Direction
Copy each of the following records word for word, keeping every line and its order unchanged.

Records for the task
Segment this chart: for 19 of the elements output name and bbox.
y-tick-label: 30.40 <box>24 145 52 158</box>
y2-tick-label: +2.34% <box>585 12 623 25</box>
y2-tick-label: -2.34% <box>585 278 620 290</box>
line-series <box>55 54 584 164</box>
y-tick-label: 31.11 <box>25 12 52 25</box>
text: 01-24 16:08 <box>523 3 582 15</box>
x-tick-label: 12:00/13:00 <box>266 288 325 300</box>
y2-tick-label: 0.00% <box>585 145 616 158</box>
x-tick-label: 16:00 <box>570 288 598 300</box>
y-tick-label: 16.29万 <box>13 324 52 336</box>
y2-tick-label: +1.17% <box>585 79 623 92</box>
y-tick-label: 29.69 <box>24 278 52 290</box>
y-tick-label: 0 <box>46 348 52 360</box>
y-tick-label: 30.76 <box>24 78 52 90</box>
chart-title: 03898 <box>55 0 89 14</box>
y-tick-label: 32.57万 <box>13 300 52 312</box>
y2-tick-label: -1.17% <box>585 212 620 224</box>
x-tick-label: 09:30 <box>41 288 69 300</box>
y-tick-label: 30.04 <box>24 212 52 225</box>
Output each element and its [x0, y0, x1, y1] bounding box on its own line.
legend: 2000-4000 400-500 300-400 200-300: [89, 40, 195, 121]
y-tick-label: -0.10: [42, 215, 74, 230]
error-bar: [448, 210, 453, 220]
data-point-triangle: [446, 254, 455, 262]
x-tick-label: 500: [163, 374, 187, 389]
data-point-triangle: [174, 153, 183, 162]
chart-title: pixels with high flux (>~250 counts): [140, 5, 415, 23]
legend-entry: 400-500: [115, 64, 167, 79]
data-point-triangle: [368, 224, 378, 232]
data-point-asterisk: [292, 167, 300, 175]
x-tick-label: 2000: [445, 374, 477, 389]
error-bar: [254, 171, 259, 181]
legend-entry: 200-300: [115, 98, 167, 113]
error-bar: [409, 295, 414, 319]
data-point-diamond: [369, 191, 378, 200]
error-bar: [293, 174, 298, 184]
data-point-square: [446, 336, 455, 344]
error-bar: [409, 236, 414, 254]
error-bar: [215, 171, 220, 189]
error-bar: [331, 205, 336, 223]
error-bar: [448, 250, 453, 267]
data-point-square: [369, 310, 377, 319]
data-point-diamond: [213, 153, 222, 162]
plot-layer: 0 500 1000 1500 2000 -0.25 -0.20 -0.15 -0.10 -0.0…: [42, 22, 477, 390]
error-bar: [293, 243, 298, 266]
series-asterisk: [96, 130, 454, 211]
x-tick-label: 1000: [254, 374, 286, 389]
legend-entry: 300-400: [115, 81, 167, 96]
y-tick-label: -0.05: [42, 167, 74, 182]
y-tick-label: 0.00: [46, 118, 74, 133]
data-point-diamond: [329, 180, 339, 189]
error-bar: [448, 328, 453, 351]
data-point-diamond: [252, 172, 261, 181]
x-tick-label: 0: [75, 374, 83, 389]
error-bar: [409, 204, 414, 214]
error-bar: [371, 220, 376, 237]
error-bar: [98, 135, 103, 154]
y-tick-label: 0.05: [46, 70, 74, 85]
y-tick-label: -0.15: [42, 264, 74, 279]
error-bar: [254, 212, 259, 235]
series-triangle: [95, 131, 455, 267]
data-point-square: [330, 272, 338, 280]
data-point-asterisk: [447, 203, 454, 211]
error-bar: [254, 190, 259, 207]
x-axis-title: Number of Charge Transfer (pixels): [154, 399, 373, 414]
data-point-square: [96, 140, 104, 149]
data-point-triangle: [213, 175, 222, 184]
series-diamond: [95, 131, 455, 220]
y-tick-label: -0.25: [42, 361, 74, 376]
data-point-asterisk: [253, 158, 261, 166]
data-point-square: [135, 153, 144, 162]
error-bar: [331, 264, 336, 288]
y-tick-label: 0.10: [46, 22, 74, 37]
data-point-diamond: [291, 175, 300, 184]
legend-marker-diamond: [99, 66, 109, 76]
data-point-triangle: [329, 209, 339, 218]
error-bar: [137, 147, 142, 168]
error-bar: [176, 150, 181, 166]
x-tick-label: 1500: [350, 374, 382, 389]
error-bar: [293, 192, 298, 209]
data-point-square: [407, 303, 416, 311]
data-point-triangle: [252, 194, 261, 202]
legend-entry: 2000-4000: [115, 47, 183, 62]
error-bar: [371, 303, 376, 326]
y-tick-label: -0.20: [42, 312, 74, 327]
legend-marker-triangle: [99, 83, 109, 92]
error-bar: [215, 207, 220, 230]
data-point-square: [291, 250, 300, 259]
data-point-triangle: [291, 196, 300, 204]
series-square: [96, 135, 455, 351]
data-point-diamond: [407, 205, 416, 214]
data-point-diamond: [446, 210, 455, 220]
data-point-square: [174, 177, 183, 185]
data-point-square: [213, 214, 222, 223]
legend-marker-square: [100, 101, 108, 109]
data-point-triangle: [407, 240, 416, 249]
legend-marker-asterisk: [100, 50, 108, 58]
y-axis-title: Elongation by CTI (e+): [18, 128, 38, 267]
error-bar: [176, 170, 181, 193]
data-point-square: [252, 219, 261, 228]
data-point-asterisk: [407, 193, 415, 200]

Written reply
Segment this chart: for 19 of the elements output name and bbox.
y-tick-label: 30.40 <box>24 145 52 158</box>
y2-tick-label: +2.34% <box>585 12 623 25</box>
y2-tick-label: -2.34% <box>585 278 620 290</box>
line-series <box>55 54 584 164</box>
y-tick-label: 31.11 <box>25 12 52 25</box>
text: 01-24 16:08 <box>523 3 582 15</box>
x-tick-label: 12:00/13:00 <box>266 288 325 300</box>
y2-tick-label: 0.00% <box>585 145 616 158</box>
x-tick-label: 16:00 <box>570 288 598 300</box>
y-tick-label: 16.29万 <box>13 324 52 336</box>
y2-tick-label: +1.17% <box>585 79 623 92</box>
y-tick-label: 29.69 <box>24 278 52 290</box>
y-tick-label: 0 <box>46 348 52 360</box>
y-tick-label: 30.76 <box>24 78 52 90</box>
chart-title: 03898 <box>55 0 89 14</box>
y-tick-label: 32.57万 <box>13 300 52 312</box>
y2-tick-label: -1.17% <box>585 212 620 224</box>
x-tick-label: 09:30 <box>41 288 69 300</box>
y-tick-label: 30.04 <box>24 212 52 225</box>
Output each element and its [x0, y0, x1, y1] bounding box on its own line.
legend: 2000-4000 400-500 300-400 200-300: [89, 40, 195, 121]
y-tick-label: -0.10: [42, 215, 74, 230]
error-bar: [448, 210, 453, 220]
data-point-triangle: [446, 254, 455, 262]
x-tick-label: 500: [163, 374, 187, 389]
data-point-triangle: [174, 153, 183, 162]
chart-title: pixels with high flux (>~250 counts): [140, 5, 415, 23]
legend-entry: 400-500: [115, 64, 167, 79]
data-point-triangle: [368, 224, 378, 232]
data-point-asterisk: [292, 167, 300, 175]
x-tick-label: 2000: [445, 374, 477, 389]
error-bar: [254, 171, 259, 181]
legend-entry: 200-300: [115, 98, 167, 113]
error-bar: [409, 295, 414, 319]
data-point-diamond: [369, 191, 378, 200]
error-bar: [293, 174, 298, 184]
data-point-square: [446, 336, 455, 344]
error-bar: [409, 236, 414, 254]
error-bar: [215, 171, 220, 189]
error-bar: [331, 205, 336, 223]
error-bar: [448, 250, 453, 267]
data-point-square: [369, 310, 377, 319]
data-point-diamond: [213, 153, 222, 162]
plot-layer: 0 500 1000 1500 2000 -0.25 -0.20 -0.15 -0.10 -0.0…: [42, 22, 477, 390]
error-bar: [293, 243, 298, 266]
series-asterisk: [96, 130, 454, 211]
x-tick-label: 1000: [254, 374, 286, 389]
legend-entry: 300-400: [115, 81, 167, 96]
y-tick-label: -0.05: [42, 167, 74, 182]
y-tick-label: 0.00: [46, 118, 74, 133]
data-point-diamond: [329, 180, 339, 189]
error-bar: [448, 328, 453, 351]
data-point-diamond: [252, 172, 261, 181]
x-tick-label: 0: [75, 374, 83, 389]
error-bar: [409, 204, 414, 214]
error-bar: [371, 220, 376, 237]
error-bar: [98, 135, 103, 154]
y-tick-label: 0.05: [46, 70, 74, 85]
y-tick-label: -0.15: [42, 264, 74, 279]
error-bar: [254, 212, 259, 235]
series-triangle: [95, 131, 455, 267]
data-point-square: [330, 272, 338, 280]
data-point-asterisk: [447, 203, 454, 211]
error-bar: [254, 190, 259, 207]
x-axis-title: Number of Charge Transfer (pixels): [154, 399, 373, 414]
data-point-square: [96, 140, 104, 149]
data-point-triangle: [213, 175, 222, 184]
series-diamond: [95, 131, 455, 220]
y-tick-label: -0.25: [42, 361, 74, 376]
data-point-asterisk: [253, 158, 261, 166]
data-point-square: [135, 153, 144, 162]
error-bar: [331, 264, 336, 288]
y-tick-label: 0.10: [46, 22, 74, 37]
data-point-diamond: [291, 175, 300, 184]
legend-marker-diamond: [99, 66, 109, 76]
data-point-triangle: [329, 209, 339, 218]
error-bar: [137, 147, 142, 168]
error-bar: [176, 150, 181, 166]
x-tick-label: 1500: [350, 374, 382, 389]
error-bar: [293, 192, 298, 209]
data-point-square: [407, 303, 416, 311]
data-point-triangle: [252, 194, 261, 202]
legend-entry: 2000-4000: [115, 47, 183, 62]
error-bar: [371, 303, 376, 326]
y-tick-label: -0.20: [42, 312, 74, 327]
legend-marker-triangle: [99, 83, 109, 92]
error-bar: [215, 207, 220, 230]
data-point-square: [291, 250, 300, 259]
data-point-triangle: [291, 196, 300, 204]
series-square: [96, 135, 455, 351]
data-point-diamond: [407, 205, 416, 214]
data-point-diamond: [446, 210, 455, 220]
data-point-square: [174, 177, 183, 185]
data-point-square: [213, 214, 222, 223]
legend-marker-square: [100, 101, 108, 109]
data-point-triangle: [407, 240, 416, 249]
legend-marker-asterisk: [100, 50, 108, 58]
y-axis-title: Elongation by CTI (e+): [18, 128, 38, 267]
error-bar: [176, 170, 181, 193]
data-point-square: [252, 219, 261, 228]
data-point-asterisk: [407, 193, 415, 200]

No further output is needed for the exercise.